If a line in the data has the string "weight", please show it.

(Beginning of EXERCISE INPUT)

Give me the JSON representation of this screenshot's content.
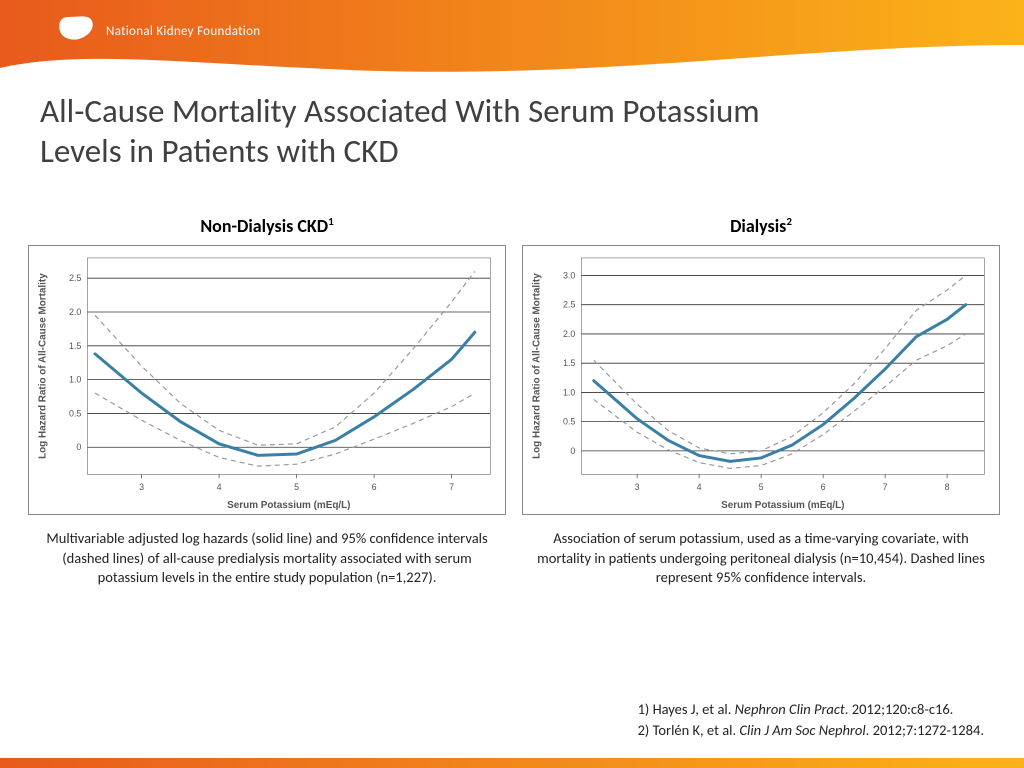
{
  "header": {
    "org_name": "National Kidney Foundation",
    "banner_gradient_start": "#e85a1c",
    "banner_gradient_end": "#fbb318",
    "logo_color": "#ffffff"
  },
  "title": "All-Cause Mortality Associated With Serum Potassium Levels in Patients with CKD",
  "chart_left": {
    "title": "Non-Dialysis CKD",
    "title_sup": "1",
    "xlabel": "Serum Potassium (mEq/L)",
    "ylabel": "Log Hazard Ratio of All-Cause Mortality",
    "x_ticks": [
      3,
      4,
      5,
      6,
      7
    ],
    "y_ticks": [
      0,
      0.5,
      1.0,
      1.5,
      2.0,
      2.5
    ],
    "x_range": [
      2.3,
      7.5
    ],
    "y_range": [
      -0.4,
      2.8
    ],
    "main_line": {
      "x": [
        2.4,
        3.0,
        3.5,
        4.0,
        4.5,
        5.0,
        5.5,
        6.0,
        6.5,
        7.0,
        7.3
      ],
      "y": [
        1.38,
        0.8,
        0.38,
        0.05,
        -0.12,
        -0.1,
        0.1,
        0.45,
        0.85,
        1.3,
        1.7
      ],
      "color": "#3a7fa6",
      "width": 3
    },
    "ci_upper": {
      "x": [
        2.4,
        3.0,
        3.5,
        4.0,
        4.5,
        5.0,
        5.5,
        6.0,
        6.5,
        7.0,
        7.3
      ],
      "y": [
        1.95,
        1.2,
        0.65,
        0.25,
        0.03,
        0.05,
        0.3,
        0.8,
        1.45,
        2.15,
        2.6
      ],
      "color": "#999999",
      "dash": true,
      "width": 1.2
    },
    "ci_lower": {
      "x": [
        2.4,
        3.0,
        3.5,
        4.0,
        4.5,
        5.0,
        5.5,
        6.0,
        6.5,
        7.0,
        7.3
      ],
      "y": [
        0.8,
        0.4,
        0.1,
        -0.15,
        -0.28,
        -0.25,
        -0.1,
        0.12,
        0.35,
        0.6,
        0.8
      ],
      "color": "#999999",
      "dash": true,
      "width": 1.2
    },
    "grid_color": "#333333",
    "axis_label_fontsize": 10,
    "tick_fontsize": 9,
    "caption": "Multivariable adjusted log hazards (solid line) and 95% confidence intervals (dashed lines) of all-cause predialysis mortality associated with serum potassium levels in the entire study population (n=1,227)."
  },
  "chart_right": {
    "title": "Dialysis",
    "title_sup": "2",
    "xlabel": "Serum Potassium (mEq/L)",
    "ylabel": "Log Hazard Ratio of All-Cause Mortality",
    "x_ticks": [
      3,
      4,
      5,
      6,
      7,
      8
    ],
    "y_ticks": [
      0,
      0.5,
      1.0,
      1.5,
      2.0,
      2.5,
      3.0
    ],
    "x_range": [
      2.1,
      8.6
    ],
    "y_range": [
      -0.4,
      3.3
    ],
    "main_line": {
      "x": [
        2.3,
        3.0,
        3.5,
        4.0,
        4.5,
        5.0,
        5.5,
        6.0,
        6.5,
        7.0,
        7.5,
        8.0,
        8.3
      ],
      "y": [
        1.2,
        0.55,
        0.18,
        -0.08,
        -0.18,
        -0.12,
        0.1,
        0.45,
        0.9,
        1.4,
        1.95,
        2.25,
        2.5
      ],
      "color": "#3a7fa6",
      "width": 3
    },
    "ci_upper": {
      "x": [
        2.3,
        3.0,
        3.5,
        4.0,
        4.5,
        5.0,
        5.5,
        6.0,
        6.5,
        7.0,
        7.5,
        8.0,
        8.3
      ],
      "y": [
        1.55,
        0.8,
        0.35,
        0.05,
        -0.05,
        0.0,
        0.25,
        0.65,
        1.15,
        1.75,
        2.4,
        2.75,
        3.0
      ],
      "color": "#999999",
      "dash": true,
      "width": 1.2
    },
    "ci_lower": {
      "x": [
        2.3,
        3.0,
        3.5,
        4.0,
        4.5,
        5.0,
        5.5,
        6.0,
        6.5,
        7.0,
        7.5,
        8.0,
        8.3
      ],
      "y": [
        0.88,
        0.32,
        0.02,
        -0.2,
        -0.3,
        -0.25,
        -0.05,
        0.28,
        0.68,
        1.1,
        1.55,
        1.8,
        2.0
      ],
      "color": "#999999",
      "dash": true,
      "width": 1.2
    },
    "grid_color": "#333333",
    "axis_label_fontsize": 10,
    "tick_fontsize": 9,
    "caption": "Association of serum potassium, used as a time-varying covariate, with mortality in patients undergoing peritoneal dialysis (n=10,454). Dashed lines represent 95% confidence intervals."
  },
  "refs": {
    "line1_pre": "1) Hayes J, et al. ",
    "line1_ital": "Nephron Clin Pract",
    "line1_post": ". 2012;120:c8-c16.",
    "line2_pre": "2) Torlén K, et al. ",
    "line2_ital": "Clin J Am Soc Nephrol",
    "line2_post": ". 2012;7:1272-1284."
  },
  "footer": {
    "gradient_start": "#e85a1c",
    "gradient_end": "#fbb318"
  }
}
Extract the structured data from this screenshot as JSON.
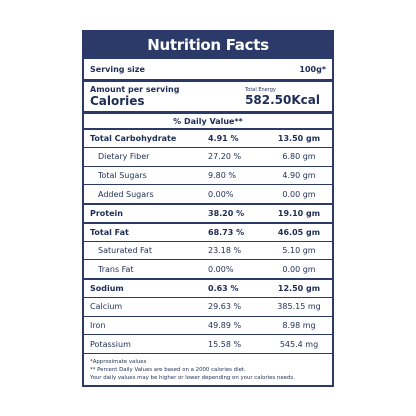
{
  "header": {
    "title": "Nutrition Facts"
  },
  "serving": {
    "label": "Serving size",
    "value": "100g*"
  },
  "calories": {
    "label1": "Amount per serving",
    "label2": "Calories",
    "energy_label": "Total Energy",
    "energy_value": "582.50Kcal"
  },
  "daily_value_header": "% Daily Value**",
  "rows": [
    {
      "name": "Total Carbohydrate",
      "percent": "4.91 %",
      "amount": "13.50 gm"
    },
    {
      "name": "Dietary Fiber",
      "percent": "27.20 %",
      "amount": "6.80 gm"
    },
    {
      "name": "Total Sugars",
      "percent": "9.80 %",
      "amount": "4.90 gm"
    },
    {
      "name": "Added Sugars",
      "percent": "0.00%",
      "amount": "0.00 gm"
    },
    {
      "name": "Protein",
      "percent": "38.20 %",
      "amount": "19.10 gm"
    },
    {
      "name": "Total Fat",
      "percent": "68.73 %",
      "amount": "46.05 gm"
    },
    {
      "name": "Saturated Fat",
      "percent": "23.18 %",
      "amount": "5.10 gm"
    },
    {
      "name": "Trans Fat",
      "percent": "0.00%",
      "amount": "0.00 gm"
    },
    {
      "name": "Sodium",
      "percent": "0.63 %",
      "amount": "12.50 gm"
    },
    {
      "name": "Calcium",
      "percent": "29.63 %",
      "amount": "385.15 mg"
    },
    {
      "name": "Iron",
      "percent": "49.89 %",
      "amount": "8.98 mg"
    },
    {
      "name": "Potassium",
      "percent": "15.58 %",
      "amount": "545.4 mg"
    }
  ],
  "footnotes": [
    "*Approximate values",
    "** Percent Daily Values are based on a 2000 calories diet.",
    "Your daily values may be higher or lower depending on your calories needs."
  ]
}
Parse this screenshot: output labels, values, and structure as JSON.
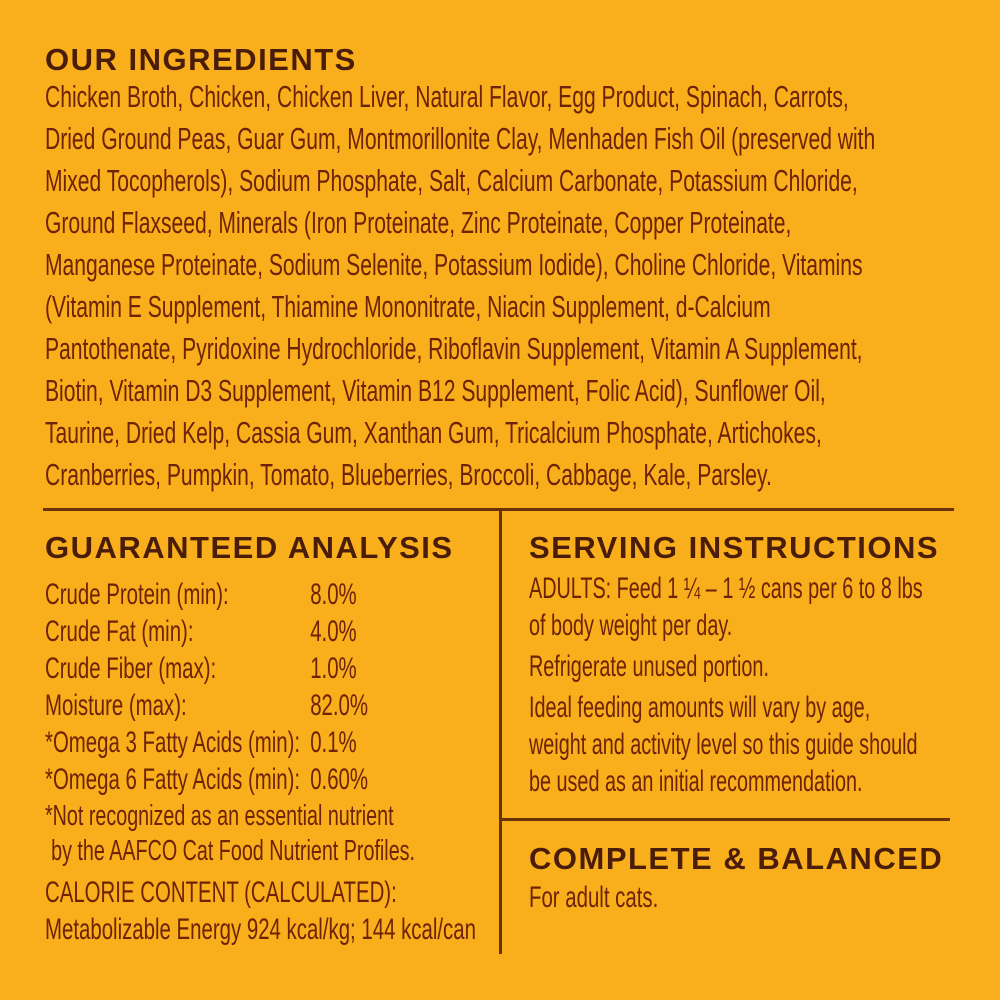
{
  "colors": {
    "background": "#F9AE1B",
    "heading": "#4A1C0A",
    "body": "#6E2306",
    "divider": "#693209"
  },
  "ingredients": {
    "heading": "OUR INGREDIENTS",
    "text": "Chicken Broth, Chicken, Chicken Liver, Natural Flavor, Egg Product, Spinach, Carrots, Dried Ground Peas, Guar Gum, Montmorillonite Clay, Menhaden Fish Oil (preserved with Mixed Tocopherols), Sodium Phosphate, Salt, Calcium Carbonate, Potassium Chloride, Ground Flaxseed, Minerals (Iron Proteinate, Zinc Proteinate, Copper Proteinate, Manganese Proteinate, Sodium Selenite, Potassium Iodide), Choline Chloride, Vitamins (Vitamin E Supplement, Thiamine Mononitrate, Niacin Supplement, d-Calcium Pantothenate, Pyridoxine Hydrochloride, Riboflavin Supplement, Vitamin A Supplement, Biotin, Vitamin D3 Supplement, Vitamin B12 Supplement, Folic Acid), Sunflower Oil, Taurine, Dried Kelp, Cassia Gum, Xanthan Gum, Tricalcium Phosphate, Artichokes, Cranberries, Pumpkin, Tomato, Blueberries, Broccoli, Cabbage, Kale, Parsley."
  },
  "guaranteed_analysis": {
    "heading": "GUARANTEED ANALYSIS",
    "rows": [
      {
        "label": "Crude Protein (min):",
        "value": "8.0%"
      },
      {
        "label": "Crude Fat (min):",
        "value": "4.0%"
      },
      {
        "label": "Crude Fiber (max):",
        "value": "1.0%"
      },
      {
        "label": "Moisture (max):",
        "value": "82.0%"
      },
      {
        "label": "*Omega 3 Fatty Acids (min):",
        "value": "0.1%"
      },
      {
        "label": "*Omega 6 Fatty Acids (min):",
        "value": "0.60%"
      }
    ],
    "footnote_line1": "*Not recognized as an essential nutrient",
    "footnote_line2": "by the AAFCO Cat Food Nutrient Profiles.",
    "calorie_heading": "CALORIE CONTENT (CALCULATED):",
    "calorie_text": "Metabolizable Energy 924 kcal/kg; 144 kcal/can"
  },
  "serving_instructions": {
    "heading": "SERVING INSTRUCTIONS",
    "adults": "ADULTS: Feed 1 ¼ – 1 ½ cans per 6 to 8 lbs of body weight per day.",
    "refrigerate": "Refrigerate unused portion.",
    "ideal": "Ideal feeding amounts will vary by age, weight and activity level so this guide should be used as an initial recommendation."
  },
  "complete_balanced": {
    "heading": "COMPLETE & BALANCED",
    "text": "For adult cats."
  }
}
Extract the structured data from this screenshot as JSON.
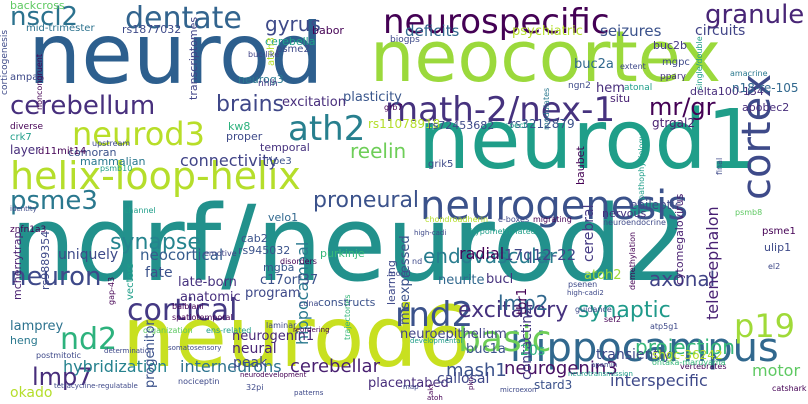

(End of EXERCISE INPUT)

=== YOUR SOLUTION ===
    "adults": "ADULTS: Feed 1 ¼ – 1 ½ cans per 6 to 8 lbs of body weight per day.",
    "ideal": "Ideal feeding amounts will vary by age, weight and activity level so this guide should be used as an initial recommendation."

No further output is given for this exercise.